__Figure data in JSON__:
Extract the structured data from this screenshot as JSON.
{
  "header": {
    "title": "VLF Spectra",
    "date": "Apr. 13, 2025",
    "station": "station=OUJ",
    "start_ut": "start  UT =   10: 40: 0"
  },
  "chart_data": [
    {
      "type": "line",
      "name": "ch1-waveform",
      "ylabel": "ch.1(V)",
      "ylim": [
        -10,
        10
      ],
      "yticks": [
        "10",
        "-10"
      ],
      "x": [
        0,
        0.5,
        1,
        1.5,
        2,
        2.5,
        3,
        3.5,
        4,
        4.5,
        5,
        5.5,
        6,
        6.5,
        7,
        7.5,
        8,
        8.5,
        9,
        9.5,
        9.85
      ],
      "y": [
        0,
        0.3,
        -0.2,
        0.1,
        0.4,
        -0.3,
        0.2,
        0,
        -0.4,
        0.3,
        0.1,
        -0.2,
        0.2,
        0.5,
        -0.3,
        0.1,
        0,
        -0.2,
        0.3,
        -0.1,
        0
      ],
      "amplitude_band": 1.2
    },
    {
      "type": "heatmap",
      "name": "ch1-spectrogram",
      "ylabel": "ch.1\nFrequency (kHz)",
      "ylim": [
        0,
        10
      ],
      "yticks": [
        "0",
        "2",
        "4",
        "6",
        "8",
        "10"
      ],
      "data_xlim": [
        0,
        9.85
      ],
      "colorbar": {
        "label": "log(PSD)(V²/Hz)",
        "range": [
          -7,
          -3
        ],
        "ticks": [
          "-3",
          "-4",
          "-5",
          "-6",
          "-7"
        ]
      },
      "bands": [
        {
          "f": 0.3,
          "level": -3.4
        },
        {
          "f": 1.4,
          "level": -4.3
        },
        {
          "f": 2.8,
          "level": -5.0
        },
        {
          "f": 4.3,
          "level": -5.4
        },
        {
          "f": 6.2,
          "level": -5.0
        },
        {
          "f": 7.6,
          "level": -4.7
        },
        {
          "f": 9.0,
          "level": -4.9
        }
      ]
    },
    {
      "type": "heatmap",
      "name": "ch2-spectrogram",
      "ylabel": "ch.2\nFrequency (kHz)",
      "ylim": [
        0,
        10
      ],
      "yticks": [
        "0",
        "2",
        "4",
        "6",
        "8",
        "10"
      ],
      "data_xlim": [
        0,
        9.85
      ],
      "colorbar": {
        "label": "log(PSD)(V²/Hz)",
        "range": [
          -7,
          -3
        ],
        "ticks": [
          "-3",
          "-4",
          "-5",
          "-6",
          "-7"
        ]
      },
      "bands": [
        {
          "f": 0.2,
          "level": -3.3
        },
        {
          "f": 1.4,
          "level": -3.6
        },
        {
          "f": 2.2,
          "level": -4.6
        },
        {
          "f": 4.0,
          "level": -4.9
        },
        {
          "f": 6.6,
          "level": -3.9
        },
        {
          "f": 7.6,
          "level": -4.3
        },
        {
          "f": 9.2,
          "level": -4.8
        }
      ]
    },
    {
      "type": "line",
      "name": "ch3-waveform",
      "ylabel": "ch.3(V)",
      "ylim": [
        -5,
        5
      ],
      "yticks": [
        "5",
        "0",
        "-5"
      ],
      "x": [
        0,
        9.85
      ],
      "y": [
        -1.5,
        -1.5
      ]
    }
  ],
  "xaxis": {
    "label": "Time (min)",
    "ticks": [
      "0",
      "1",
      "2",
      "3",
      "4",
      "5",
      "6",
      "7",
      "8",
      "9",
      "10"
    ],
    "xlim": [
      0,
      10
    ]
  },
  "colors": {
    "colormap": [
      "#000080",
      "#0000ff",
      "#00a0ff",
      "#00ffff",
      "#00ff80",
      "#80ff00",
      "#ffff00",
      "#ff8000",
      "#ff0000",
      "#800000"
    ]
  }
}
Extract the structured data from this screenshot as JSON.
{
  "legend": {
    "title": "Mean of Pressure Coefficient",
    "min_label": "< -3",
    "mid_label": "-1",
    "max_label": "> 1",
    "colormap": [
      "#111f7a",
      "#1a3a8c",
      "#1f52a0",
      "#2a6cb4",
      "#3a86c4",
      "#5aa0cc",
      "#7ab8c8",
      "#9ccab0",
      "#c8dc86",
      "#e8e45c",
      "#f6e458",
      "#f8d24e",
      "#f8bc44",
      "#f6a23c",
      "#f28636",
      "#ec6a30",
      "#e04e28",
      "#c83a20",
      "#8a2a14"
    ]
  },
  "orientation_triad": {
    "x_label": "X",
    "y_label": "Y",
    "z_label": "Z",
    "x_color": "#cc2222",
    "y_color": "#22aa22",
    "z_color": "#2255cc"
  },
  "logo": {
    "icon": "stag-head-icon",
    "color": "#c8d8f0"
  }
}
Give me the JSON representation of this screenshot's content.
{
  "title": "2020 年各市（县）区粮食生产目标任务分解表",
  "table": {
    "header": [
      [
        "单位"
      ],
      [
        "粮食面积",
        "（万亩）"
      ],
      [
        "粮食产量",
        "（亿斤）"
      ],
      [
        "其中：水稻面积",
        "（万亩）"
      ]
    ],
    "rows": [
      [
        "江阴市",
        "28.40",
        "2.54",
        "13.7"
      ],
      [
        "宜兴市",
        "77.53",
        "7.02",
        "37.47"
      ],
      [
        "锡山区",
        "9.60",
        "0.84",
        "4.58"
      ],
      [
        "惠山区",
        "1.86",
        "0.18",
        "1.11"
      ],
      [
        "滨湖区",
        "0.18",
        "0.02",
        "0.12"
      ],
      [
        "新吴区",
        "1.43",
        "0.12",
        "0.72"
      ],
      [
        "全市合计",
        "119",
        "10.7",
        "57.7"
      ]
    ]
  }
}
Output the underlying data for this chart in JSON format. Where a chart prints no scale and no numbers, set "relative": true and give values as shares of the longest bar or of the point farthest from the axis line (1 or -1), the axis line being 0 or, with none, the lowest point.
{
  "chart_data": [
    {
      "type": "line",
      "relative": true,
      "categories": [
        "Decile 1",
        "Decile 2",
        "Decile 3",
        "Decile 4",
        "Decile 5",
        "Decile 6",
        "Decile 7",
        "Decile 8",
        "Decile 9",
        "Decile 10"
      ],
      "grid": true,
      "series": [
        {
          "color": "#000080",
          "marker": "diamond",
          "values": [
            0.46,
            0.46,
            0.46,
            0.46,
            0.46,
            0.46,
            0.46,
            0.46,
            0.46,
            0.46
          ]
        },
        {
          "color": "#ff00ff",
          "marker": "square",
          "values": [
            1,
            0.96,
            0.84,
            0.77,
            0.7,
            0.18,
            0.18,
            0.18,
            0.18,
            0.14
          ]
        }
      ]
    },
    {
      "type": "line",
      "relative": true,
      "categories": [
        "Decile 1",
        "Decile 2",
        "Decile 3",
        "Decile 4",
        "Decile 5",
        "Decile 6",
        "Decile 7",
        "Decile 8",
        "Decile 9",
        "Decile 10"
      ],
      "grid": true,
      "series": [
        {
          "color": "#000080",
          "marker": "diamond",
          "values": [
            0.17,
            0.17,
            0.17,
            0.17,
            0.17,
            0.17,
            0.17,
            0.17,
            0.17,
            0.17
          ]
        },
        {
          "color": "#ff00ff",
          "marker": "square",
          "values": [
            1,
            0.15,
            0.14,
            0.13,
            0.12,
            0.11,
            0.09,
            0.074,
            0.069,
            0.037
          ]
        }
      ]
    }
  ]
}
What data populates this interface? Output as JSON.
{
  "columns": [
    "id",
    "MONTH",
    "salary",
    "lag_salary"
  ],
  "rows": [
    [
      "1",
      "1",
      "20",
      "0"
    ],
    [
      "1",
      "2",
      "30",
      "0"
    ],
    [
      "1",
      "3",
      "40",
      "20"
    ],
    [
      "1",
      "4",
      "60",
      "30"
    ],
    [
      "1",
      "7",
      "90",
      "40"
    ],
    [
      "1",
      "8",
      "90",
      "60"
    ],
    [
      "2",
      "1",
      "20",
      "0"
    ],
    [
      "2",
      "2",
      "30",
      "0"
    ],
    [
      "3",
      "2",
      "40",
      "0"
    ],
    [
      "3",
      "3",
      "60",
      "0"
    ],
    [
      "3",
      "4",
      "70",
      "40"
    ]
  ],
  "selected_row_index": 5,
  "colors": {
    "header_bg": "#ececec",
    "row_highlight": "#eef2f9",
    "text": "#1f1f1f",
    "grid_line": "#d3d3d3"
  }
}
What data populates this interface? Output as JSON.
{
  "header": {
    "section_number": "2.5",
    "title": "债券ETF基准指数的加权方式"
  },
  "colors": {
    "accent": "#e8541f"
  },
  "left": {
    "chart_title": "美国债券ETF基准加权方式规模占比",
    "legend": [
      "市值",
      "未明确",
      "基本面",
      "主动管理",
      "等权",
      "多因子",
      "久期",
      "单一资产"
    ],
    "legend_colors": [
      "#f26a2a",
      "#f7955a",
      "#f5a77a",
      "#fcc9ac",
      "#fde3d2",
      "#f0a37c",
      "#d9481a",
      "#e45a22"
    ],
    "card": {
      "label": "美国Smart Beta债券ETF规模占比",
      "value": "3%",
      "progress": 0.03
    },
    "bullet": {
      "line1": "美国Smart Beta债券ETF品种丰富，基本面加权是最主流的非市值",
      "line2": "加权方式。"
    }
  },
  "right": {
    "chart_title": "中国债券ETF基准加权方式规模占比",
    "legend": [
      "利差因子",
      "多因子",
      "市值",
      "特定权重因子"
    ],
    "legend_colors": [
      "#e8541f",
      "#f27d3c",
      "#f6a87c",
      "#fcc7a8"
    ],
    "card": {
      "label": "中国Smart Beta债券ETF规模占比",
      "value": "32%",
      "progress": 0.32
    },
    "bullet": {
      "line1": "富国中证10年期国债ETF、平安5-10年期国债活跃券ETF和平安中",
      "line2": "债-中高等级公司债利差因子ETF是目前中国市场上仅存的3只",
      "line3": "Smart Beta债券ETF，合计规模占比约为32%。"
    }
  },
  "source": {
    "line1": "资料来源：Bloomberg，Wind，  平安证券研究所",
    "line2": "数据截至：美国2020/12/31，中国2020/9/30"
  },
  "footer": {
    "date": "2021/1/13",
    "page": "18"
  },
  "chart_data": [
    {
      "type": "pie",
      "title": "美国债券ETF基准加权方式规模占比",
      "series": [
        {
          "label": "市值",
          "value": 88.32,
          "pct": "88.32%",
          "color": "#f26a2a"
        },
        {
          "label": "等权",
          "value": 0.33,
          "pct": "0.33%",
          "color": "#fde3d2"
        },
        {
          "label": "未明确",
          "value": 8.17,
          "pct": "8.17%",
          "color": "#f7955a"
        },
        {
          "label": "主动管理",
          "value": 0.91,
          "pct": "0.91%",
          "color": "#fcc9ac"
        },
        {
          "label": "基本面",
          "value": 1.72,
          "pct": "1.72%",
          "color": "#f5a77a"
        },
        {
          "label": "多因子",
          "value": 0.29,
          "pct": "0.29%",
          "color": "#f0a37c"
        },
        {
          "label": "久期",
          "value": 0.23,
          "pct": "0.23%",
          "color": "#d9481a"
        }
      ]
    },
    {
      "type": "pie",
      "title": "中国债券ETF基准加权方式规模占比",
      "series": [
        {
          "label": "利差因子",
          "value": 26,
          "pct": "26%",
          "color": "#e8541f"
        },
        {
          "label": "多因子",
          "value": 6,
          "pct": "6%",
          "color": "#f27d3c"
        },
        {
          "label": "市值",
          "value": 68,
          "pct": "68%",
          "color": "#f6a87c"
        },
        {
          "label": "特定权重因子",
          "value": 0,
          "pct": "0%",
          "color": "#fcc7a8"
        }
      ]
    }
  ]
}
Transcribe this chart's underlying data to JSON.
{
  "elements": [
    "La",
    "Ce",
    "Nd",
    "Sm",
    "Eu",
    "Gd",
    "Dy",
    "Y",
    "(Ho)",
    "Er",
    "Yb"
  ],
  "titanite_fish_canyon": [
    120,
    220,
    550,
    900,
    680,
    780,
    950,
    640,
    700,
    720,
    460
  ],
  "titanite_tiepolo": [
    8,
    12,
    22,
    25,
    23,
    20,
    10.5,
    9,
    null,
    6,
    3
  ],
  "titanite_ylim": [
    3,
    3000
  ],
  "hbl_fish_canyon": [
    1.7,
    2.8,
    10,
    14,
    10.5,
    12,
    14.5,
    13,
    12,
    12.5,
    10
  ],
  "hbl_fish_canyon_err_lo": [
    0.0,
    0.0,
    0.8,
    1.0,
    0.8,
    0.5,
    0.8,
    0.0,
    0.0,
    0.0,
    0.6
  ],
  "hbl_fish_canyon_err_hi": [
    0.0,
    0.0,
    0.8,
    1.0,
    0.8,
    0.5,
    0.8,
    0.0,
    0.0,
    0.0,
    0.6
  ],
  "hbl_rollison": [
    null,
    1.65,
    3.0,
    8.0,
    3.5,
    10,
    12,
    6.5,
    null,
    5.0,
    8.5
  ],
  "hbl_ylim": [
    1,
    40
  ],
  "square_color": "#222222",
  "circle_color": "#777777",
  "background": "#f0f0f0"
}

__EXERCISE OBJECTIVE__: Quote the line that contains "Transcribe this chart's" and each line after it through the end of the data, exactly, leaving out everything else.

__ANSWER FOR THE TASK__:
Transcribe this chart's underlying data to JSON.
{
  "elements": [
    "La",
    "Ce",
    "Nd",
    "Sm",
    "Eu",
    "Gd",
    "Dy",
    "Y",
    "(Ho)",
    "Er",
    "Yb"
  ],
  "titanite_fish_canyon": [
    120,
    220,
    550,
    900,
    680,
    780,
    950,
    640,
    700,
    720,
    460
  ],
  "titanite_tiepolo": [
    8,
    12,
    22,
    25,
    23,
    20,
    10.5,
    9,
    null,
    6,
    3
  ],
  "titanite_ylim": [
    3,
    3000
  ],
  "hbl_fish_canyon": [
    1.7,
    2.8,
    10,
    14,
    10.5,
    12,
    14.5,
    13,
    12,
    12.5,
    10
  ],
  "hbl_fish_canyon_err_lo": [
    0.0,
    0.0,
    0.8,
    1.0,
    0.8,
    0.5,
    0.8,
    0.0,
    0.0,
    0.0,
    0.6
  ],
  "hbl_fish_canyon_err_hi": [
    0.0,
    0.0,
    0.8,
    1.0,
    0.8,
    0.5,
    0.8,
    0.0,
    0.0,
    0.0,
    0.6
  ],
  "hbl_rollison": [
    null,
    1.65,
    3.0,
    8.0,
    3.5,
    10,
    12,
    6.5,
    null,
    5.0,
    8.5
  ],
  "hbl_ylim": [
    1,
    40
  ],
  "square_color": "#222222",
  "circle_color": "#777777",
  "background": "#f0f0f0"
}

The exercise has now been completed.